#### [Directive]
In the material below, find every line with "image" and pull it out.

* START Data shown *

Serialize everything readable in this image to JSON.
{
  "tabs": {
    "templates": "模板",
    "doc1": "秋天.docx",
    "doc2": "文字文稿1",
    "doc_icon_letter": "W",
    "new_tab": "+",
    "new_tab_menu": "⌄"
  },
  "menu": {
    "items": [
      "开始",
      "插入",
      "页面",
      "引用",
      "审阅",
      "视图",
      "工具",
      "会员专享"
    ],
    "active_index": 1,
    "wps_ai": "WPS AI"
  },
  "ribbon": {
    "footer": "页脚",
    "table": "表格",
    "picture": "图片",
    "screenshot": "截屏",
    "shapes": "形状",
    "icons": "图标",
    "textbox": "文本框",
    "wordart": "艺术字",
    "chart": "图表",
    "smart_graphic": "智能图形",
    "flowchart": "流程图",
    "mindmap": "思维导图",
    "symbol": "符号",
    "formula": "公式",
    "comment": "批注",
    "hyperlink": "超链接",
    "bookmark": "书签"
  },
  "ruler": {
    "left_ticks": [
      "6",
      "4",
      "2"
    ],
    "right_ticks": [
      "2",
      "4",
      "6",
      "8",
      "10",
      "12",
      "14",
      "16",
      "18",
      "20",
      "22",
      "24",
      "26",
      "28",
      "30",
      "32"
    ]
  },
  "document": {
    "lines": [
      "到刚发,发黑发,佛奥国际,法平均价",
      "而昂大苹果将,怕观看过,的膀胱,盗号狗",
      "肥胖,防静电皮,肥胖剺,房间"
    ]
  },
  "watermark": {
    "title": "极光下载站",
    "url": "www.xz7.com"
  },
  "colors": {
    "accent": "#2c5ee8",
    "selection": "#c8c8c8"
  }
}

* END Data shown *
* START Data shown *

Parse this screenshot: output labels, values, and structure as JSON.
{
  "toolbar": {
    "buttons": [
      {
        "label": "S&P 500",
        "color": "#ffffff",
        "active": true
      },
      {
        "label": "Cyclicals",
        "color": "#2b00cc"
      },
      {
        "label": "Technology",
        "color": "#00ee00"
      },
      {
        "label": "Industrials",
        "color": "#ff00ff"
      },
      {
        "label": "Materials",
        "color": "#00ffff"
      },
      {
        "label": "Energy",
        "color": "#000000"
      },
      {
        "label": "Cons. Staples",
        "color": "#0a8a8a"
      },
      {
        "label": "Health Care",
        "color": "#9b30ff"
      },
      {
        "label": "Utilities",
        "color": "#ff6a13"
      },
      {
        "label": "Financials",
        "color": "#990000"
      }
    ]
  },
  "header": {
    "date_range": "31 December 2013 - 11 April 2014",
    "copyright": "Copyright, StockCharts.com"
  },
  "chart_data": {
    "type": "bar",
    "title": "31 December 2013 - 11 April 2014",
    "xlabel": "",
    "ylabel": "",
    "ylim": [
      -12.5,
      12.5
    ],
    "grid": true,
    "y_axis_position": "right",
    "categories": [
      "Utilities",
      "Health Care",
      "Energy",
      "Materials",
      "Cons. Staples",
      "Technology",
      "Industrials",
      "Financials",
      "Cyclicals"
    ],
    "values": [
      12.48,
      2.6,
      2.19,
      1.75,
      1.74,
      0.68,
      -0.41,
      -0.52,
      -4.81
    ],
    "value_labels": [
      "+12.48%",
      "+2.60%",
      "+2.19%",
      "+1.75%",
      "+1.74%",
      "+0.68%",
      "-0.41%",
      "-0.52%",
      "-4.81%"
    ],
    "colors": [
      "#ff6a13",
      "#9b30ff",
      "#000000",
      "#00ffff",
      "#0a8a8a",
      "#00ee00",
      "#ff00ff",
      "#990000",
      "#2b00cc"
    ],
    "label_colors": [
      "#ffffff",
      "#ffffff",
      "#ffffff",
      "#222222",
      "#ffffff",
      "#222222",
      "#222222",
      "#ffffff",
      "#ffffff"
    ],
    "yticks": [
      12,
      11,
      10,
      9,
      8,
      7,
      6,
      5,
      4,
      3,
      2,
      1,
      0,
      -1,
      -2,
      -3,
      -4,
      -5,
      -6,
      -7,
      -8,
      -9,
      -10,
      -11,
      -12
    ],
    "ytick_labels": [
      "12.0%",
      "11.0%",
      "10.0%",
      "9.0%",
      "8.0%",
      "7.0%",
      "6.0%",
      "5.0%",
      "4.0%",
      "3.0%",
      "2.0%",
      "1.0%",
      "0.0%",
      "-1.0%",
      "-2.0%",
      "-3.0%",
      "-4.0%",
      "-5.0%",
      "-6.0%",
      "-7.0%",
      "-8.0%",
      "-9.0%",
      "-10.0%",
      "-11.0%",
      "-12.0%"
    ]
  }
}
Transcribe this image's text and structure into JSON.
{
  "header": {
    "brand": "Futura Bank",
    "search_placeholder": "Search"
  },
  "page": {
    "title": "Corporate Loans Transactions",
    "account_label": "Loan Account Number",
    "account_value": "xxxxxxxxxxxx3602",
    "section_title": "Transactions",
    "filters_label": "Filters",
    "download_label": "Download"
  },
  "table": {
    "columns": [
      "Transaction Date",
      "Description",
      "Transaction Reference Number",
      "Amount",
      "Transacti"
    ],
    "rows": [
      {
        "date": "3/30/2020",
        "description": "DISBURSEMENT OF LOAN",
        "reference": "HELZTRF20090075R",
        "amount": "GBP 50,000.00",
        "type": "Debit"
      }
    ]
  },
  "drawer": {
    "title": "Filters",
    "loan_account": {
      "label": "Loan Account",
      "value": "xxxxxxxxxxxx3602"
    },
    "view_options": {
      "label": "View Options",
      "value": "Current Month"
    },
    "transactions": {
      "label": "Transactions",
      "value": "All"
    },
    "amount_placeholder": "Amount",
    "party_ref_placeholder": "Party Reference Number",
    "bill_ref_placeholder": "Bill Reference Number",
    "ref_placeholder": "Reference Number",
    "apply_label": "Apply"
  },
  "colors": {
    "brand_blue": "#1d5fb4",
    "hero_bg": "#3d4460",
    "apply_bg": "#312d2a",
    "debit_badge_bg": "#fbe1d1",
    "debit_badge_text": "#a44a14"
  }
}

* END Data shown *

#### [Output below]
Serialize everything readable in this image to JSON.
Transcribe this image's text and structure into JSON.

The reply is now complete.